▸ **SHORT TASK**
Reproduce all of the listing below without alteration.

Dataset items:

- - - -

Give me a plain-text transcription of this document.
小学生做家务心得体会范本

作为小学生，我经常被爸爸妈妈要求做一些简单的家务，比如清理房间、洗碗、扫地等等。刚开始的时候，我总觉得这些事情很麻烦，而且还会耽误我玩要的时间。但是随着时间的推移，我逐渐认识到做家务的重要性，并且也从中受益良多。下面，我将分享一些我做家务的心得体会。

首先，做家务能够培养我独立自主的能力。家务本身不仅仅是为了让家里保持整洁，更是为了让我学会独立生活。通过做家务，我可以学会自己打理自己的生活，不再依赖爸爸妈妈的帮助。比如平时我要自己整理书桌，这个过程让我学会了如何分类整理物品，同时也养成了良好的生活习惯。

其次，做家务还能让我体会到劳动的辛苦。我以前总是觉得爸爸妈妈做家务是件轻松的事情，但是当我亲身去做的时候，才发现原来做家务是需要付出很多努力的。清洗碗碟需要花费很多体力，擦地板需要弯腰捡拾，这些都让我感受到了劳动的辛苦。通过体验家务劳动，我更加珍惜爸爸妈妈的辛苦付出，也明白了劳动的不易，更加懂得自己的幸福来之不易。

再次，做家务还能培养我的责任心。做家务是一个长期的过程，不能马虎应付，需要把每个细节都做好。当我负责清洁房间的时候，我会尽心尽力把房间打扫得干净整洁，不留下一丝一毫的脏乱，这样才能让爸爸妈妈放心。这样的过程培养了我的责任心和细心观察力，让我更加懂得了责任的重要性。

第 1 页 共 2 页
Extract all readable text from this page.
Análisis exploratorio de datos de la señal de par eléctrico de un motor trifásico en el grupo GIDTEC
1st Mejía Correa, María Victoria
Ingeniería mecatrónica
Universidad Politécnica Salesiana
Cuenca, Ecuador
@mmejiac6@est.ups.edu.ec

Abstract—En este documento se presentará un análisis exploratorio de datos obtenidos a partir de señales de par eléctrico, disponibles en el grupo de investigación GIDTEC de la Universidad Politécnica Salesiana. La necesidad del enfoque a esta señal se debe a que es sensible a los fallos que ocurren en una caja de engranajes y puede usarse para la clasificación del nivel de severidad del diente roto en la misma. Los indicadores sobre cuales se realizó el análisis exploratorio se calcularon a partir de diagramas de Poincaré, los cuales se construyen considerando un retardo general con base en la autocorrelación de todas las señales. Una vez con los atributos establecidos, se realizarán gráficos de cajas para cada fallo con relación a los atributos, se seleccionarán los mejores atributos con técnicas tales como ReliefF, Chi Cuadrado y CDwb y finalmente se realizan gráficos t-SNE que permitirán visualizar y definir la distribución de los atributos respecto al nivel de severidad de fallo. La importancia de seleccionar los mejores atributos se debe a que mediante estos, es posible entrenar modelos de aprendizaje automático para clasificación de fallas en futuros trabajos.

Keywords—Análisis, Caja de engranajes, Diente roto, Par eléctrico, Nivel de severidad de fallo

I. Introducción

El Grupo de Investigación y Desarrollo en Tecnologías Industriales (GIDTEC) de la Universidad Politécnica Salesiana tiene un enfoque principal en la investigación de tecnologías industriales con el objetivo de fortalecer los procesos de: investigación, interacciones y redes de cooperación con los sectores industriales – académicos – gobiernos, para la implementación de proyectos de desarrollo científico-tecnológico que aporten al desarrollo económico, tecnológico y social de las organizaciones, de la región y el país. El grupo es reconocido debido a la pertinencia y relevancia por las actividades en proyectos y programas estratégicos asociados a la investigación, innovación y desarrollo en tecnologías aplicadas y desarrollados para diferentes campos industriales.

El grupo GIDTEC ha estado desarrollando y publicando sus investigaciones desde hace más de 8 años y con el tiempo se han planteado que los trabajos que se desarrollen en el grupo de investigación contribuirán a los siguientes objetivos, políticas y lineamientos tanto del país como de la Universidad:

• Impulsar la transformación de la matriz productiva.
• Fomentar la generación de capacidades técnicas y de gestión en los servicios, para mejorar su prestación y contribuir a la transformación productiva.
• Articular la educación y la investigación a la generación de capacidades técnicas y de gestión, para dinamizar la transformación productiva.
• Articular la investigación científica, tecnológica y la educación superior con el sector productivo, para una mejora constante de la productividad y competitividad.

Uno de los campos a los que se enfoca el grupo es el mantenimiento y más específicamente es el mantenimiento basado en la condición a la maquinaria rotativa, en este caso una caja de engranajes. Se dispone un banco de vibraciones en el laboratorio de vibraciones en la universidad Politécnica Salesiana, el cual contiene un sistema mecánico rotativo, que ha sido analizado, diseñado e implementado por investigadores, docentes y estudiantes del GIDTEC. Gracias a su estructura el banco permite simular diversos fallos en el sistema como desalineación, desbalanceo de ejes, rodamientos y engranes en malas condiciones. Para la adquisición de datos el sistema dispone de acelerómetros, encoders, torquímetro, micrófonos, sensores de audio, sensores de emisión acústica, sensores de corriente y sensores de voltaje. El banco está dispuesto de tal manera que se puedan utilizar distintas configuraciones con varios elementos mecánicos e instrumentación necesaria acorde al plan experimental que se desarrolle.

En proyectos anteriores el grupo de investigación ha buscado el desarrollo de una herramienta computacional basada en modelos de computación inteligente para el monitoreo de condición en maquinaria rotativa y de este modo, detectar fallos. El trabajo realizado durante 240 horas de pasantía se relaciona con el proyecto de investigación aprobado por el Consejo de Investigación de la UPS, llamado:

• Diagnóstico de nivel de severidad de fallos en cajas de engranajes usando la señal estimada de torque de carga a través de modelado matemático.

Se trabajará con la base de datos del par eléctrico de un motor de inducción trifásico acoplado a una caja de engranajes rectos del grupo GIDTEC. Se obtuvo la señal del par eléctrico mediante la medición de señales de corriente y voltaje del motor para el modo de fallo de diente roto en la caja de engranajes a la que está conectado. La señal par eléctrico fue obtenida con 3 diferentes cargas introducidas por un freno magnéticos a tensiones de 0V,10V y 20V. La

- - - -

▸ **OUTPUT FOR THIS EXERCISE**
Give me a plain-text transcription of this document.
小学生做家务心得体会范本

作为小学生，我经常被爸爸妈妈要求做一些简单的家务，比如清理房间、洗碗、扫地等等。刚开始的时候，我总觉得这些事情很麻烦，而且还会耽误我玩要的时间。但是随着时间的推移，我逐渐认识到做家务的重要性，并且也从中受益良多。下面，我将分享一些我做家务的心得体会。

首先，做家务能够培养我独立自主的能力。家务本身不仅仅是为了让家里保持整洁，更是为了让我学会独立生活。通过做家务，我可以学会自己打理自己的生活，不再依赖爸爸妈妈的帮助。比如平时我要自己整理书桌，这个过程让我学会了如何分类整理物品，同时也养成了良好的生活习惯。

其次，做家务还能让我体会到劳动的辛苦。我以前总是觉得爸爸妈妈做家务是件轻松的事情，但是当我亲身去做的时候，才发现原来做家务是需要付出很多努力的。清洗碗碟需要花费很多体力，擦地板需要弯腰捡拾，这些都让我感受到了劳动的辛苦。通过体验家务劳动，我更加珍惜爸爸妈妈的辛苦付出，也明白了劳动的不易，更加懂得自己的幸福来之不易。

再次，做家务还能培养我的责任心。做家务是一个长期的过程，不能马虎应付，需要把每个细节都做好。当我负责清洁房间的时候，我会尽心尽力把房间打扫得干净整洁，不留下一丝一毫的脏乱，这样才能让爸爸妈妈放心。这样的过程培养了我的责任心和细心观察力，让我更加懂得了责任的重要性。

第 1 页 共 2 页
Extract all readable text from this page.
Análisis exploratorio de datos de la señal de par eléctrico de un motor trifásico en el grupo GIDTEC
1st Mejía Correa, María Victoria
Ingeniería mecatrónica
Universidad Politécnica Salesiana
Cuenca, Ecuador
@mmejiac6@est.ups.edu.ec

Abstract—En este documento se presentará un análisis exploratorio de datos obtenidos a partir de señales de par eléctrico, disponibles en el grupo de investigación GIDTEC de la Universidad Politécnica Salesiana. La necesidad del enfoque a esta señal se debe a que es sensible a los fallos que ocurren en una caja de engranajes y puede usarse para la clasificación del nivel de severidad del diente roto en la misma. Los indicadores sobre cuales se realizó el análisis exploratorio se calcularon a partir de diagramas de Poincaré, los cuales se construyen considerando un retardo general con base en la autocorrelación de todas las señales. Una vez con los atributos establecidos, se realizarán gráficos de cajas para cada fallo con relación a los atributos, se seleccionarán los mejores atributos con técnicas tales como ReliefF, Chi Cuadrado y CDwb y finalmente se realizan gráficos t-SNE que permitirán visualizar y definir la distribución de los atributos respecto al nivel de severidad de fallo. La importancia de seleccionar los mejores atributos se debe a que mediante estos, es posible entrenar modelos de aprendizaje automático para clasificación de fallas en futuros trabajos.

Keywords—Análisis, Caja de engranajes, Diente roto, Par eléctrico, Nivel de severidad de fallo

I. Introducción

El Grupo de Investigación y Desarrollo en Tecnologías Industriales (GIDTEC) de la Universidad Politécnica Salesiana tiene un enfoque principal en la investigación de tecnologías industriales con el objetivo de fortalecer los procesos de: investigación, interacciones y redes de cooperación con los sectores industriales – académicos – gobiernos, para la implementación de proyectos de desarrollo científico-tecnológico que aporten al desarrollo económico, tecnológico y social de las organizaciones, de la región y el país. El grupo es reconocido debido a la pertinencia y relevancia por las actividades en proyectos y programas estratégicos asociados a la investigación, innovación y desarrollo en tecnologías aplicadas y desarrollados para diferentes campos industriales.

El grupo GIDTEC ha estado desarrollando y publicando sus investigaciones desde hace más de 8 años y con el tiempo se han planteado que los trabajos que se desarrollen en el grupo de investigación contribuirán a los siguientes objetivos, políticas y lineamientos tanto del país como de la Universidad:

• Impulsar la transformación de la matriz productiva.
• Fomentar la generación de capacidades técnicas y de gestión en los servicios, para mejorar su prestación y contribuir a la transformación productiva.
• Articular la educación y la investigación a la generación de capacidades técnicas y de gestión, para dinamizar la transformación productiva.
• Articular la investigación científica, tecnológica y la educación superior con el sector productivo, para una mejora constante de la productividad y competitividad.

Uno de los campos a los que se enfoca el grupo es el mantenimiento y más específicamente es el mantenimiento basado en la condición a la maquinaria rotativa, en este caso una caja de engranajes. Se dispone un banco de vibraciones en el laboratorio de vibraciones en la universidad Politécnica Salesiana, el cual contiene un sistema mecánico rotativo, que ha sido analizado, diseñado e implementado por investigadores, docentes y estudiantes del GIDTEC. Gracias a su estructura el banco permite simular diversos fallos en el sistema como desalineación, desbalanceo de ejes, rodamientos y engranes en malas condiciones. Para la adquisición de datos el sistema dispone de acelerómetros, encoders, torquímetro, micrófonos, sensores de audio, sensores de emisión acústica, sensores de corriente y sensores de voltaje. El banco está dispuesto de tal manera que se puedan utilizar distintas configuraciones con varios elementos mecánicos e instrumentación necesaria acorde al plan experimental que se desarrolle.

En proyectos anteriores el grupo de investigación ha buscado el desarrollo de una herramienta computacional basada en modelos de computación inteligente para el monitoreo de condición en maquinaria rotativa y de este modo, detectar fallos. El trabajo realizado durante 240 horas de pasantía se relaciona con el proyecto de investigación aprobado por el Consejo de Investigación de la UPS, llamado:

• Diagnóstico de nivel de severidad de fallos en cajas de engranajes usando la señal estimada de torque de carga a través de modelado matemático.

Se trabajará con la base de datos del par eléctrico de un motor de inducción trifásico acoplado a una caja de engranajes rectos del grupo GIDTEC. Se obtuvo la señal del par eléctrico mediante la medición de señales de corriente y voltaje del motor para el modo de fallo de diente roto en la caja de engranajes a la que está conectado. La señal par eléctrico fue obtenida con 3 diferentes cargas introducidas por un freno magnéticos a tensiones de 0V,10V y 20V. La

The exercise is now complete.